**Document segment**
◇ ◇ ◇
Today, while working on a different blog posting (to be posted soon), my browser, Firefox, froze. I use FireFox almost exclusively these days, mostly because it works well, and I really like the tabbed browser-window interface. I do a lot of multi-tasking via the web browser, and the tabbed interface makes it very easy to jump back and forth between contexts as I multi-task. Try that with the other dominant browser.
Yes, I know there is some toolbar or something for IE 6 that will do this and that IE 7 has it built-in, but FireFox has had tabs for a lonnnnng time, so I prefer it. And while the tabbing feature is great, that’s not the only little feature I want to discuss.
Firefox has another new feature, not sure when they added it, that will restore the full prior state of Firefox on the next launch, if it had shutdown unexpectedly.
(click to see the whole dialog)
How awesome is that? Well, let me tell you…earlier this evening I was working on a blog posting, typing right inside the WordPress editor, when, as I often do, I switched to another tab to look for some info. I clicked a link on that other page, and then the browser froze. And I mean froze. After waiting a minute and still not having a responsive browser, I had to kill the process in the Task Manager.
◇ ◇ ◇
**Source data**
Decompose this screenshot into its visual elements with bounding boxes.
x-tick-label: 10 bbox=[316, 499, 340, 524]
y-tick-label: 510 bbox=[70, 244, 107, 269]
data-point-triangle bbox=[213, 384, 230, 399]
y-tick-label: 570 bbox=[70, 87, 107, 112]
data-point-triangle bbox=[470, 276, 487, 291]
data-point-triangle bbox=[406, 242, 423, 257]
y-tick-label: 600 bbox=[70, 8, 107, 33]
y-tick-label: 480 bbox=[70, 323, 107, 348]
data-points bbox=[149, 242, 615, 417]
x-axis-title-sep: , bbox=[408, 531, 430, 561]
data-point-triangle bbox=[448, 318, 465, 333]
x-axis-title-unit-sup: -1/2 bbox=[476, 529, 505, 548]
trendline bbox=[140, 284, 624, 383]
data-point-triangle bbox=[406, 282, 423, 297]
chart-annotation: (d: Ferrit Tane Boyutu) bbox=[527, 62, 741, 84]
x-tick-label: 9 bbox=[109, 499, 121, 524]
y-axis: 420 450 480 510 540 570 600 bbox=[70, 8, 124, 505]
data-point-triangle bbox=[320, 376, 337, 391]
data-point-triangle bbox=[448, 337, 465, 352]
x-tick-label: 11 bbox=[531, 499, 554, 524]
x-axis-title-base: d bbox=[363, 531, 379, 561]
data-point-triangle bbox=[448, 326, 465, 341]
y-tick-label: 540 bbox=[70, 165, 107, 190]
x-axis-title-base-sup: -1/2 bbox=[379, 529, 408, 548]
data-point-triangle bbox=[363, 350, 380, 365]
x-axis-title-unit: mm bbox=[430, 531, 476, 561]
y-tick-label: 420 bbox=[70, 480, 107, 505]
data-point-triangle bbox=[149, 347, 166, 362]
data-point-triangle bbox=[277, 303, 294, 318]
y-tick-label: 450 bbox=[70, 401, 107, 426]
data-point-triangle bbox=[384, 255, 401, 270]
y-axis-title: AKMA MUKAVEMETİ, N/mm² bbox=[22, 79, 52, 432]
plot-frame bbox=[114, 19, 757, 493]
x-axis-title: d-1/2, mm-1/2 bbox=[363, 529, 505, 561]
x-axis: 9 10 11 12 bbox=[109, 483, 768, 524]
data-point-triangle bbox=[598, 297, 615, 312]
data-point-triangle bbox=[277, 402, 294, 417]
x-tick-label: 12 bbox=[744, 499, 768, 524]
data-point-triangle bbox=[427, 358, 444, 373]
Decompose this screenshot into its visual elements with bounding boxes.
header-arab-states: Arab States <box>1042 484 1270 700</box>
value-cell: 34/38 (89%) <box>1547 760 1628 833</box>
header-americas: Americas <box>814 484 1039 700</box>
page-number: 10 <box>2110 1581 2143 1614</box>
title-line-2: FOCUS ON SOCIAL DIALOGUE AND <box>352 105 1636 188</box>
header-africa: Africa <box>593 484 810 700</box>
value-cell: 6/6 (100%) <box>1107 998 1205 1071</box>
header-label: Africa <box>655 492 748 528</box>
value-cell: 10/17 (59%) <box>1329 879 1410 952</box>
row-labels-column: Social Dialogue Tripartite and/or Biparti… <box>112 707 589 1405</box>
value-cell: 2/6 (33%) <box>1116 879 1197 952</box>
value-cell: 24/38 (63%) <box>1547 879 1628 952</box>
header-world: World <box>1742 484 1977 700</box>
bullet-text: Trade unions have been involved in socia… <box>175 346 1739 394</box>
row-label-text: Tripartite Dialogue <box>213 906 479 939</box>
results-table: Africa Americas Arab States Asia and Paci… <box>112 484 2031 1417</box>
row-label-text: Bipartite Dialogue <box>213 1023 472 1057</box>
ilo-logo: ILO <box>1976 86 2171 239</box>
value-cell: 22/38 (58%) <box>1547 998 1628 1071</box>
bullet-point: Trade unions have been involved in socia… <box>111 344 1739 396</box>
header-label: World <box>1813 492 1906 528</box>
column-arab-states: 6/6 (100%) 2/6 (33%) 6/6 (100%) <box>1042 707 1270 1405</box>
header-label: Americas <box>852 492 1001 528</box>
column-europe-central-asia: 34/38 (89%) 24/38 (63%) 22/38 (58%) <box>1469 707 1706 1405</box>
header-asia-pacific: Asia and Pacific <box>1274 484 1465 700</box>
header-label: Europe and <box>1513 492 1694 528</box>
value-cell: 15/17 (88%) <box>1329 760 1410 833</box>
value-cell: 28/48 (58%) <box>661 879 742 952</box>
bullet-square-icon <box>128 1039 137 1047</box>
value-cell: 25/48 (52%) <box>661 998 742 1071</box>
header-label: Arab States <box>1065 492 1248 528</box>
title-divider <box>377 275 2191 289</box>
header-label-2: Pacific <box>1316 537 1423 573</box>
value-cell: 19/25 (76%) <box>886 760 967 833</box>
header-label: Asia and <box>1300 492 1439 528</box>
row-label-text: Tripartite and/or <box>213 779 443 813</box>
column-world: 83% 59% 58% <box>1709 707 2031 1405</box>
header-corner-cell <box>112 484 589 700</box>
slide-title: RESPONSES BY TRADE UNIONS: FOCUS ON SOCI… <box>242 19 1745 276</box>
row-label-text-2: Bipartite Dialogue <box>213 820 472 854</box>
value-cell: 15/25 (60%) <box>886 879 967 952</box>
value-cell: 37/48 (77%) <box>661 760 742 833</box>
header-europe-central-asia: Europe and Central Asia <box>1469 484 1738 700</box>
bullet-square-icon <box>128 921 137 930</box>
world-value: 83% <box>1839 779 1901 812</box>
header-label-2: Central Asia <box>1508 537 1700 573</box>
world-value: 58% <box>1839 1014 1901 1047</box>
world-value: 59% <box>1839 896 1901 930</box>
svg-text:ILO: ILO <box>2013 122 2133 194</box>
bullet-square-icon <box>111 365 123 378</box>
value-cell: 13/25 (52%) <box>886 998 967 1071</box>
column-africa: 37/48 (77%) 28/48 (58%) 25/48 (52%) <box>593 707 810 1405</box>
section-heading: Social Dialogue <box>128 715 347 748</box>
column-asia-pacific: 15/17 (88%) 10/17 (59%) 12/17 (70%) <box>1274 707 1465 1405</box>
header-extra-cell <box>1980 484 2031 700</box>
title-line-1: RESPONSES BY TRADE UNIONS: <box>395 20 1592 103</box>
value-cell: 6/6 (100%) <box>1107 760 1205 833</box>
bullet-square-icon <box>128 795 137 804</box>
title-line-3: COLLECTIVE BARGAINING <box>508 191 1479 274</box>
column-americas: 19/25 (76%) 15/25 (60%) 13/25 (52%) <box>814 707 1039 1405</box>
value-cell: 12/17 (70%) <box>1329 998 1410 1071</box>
◇ ◇ ◇
**Task requirements**
A) Return the part of the Firefox blog post from "Yes, I know" up to and including "had shutdown unexpectedly.", word for word.
B) Write the next part of the Firefox blog post, starting right after its last sentence.

**Numbered answers**
A)
Yes, I know there is some toolbar or something for IE 6 that will do this and that IE 7 has it built-in, but FireFox has had tabs for a lonnnnng time, so I prefer it. And while the tabbing feature is great, that’s not the only little feature I want to discuss.
Firefox has another new feature, not sure when they added it, that will restore the full prior state of Firefox on the next launch, if it had shutdown unexpectedly.

B)
Somewhat annoyed at not having saved my brilliant blog posting, I reminded myself that I needed to regularly save my work.
But, when I relaunched Firefox and clicked the Restore Session button, to my amazement, there was the entire post in the WordPress editor, exactly as I had left it. It was not saved in WordPress, but Firefox had brought it back. Awesome. Saved me a bunch of time and yet another reason to continue using Firefox.
So, what’s the lesson for Product Managers?
Keep the user’s experience front and center!
I’m sure the tabbed interface and the Restore Session features were fairly easy to implement relative to other tasks such as accurate rendering of markup, script execution, addressing security issues, dealing with plug-ins etc. And while those are important things to work on, they are expected “buying features” for users. But the unexpected, particularly the ruthless efficiency of something like Restore Session, is what will clinch the deal with many users.
Yet, these kinds of features are often traded off when negotiating with development.
Do you want the security problems fixed or do you want the restore? We can’t do both.
Granted, an open source product like Firefox doesn’t necessarily have to make those trade offs, but for business software, that is not the case. Get your engineers to understand the value of having the product outperform expectations, and task them to help identify little gems of functionality that can be implemented to make users rave about your products.
Saeed — Raving Firefox fan, starting today.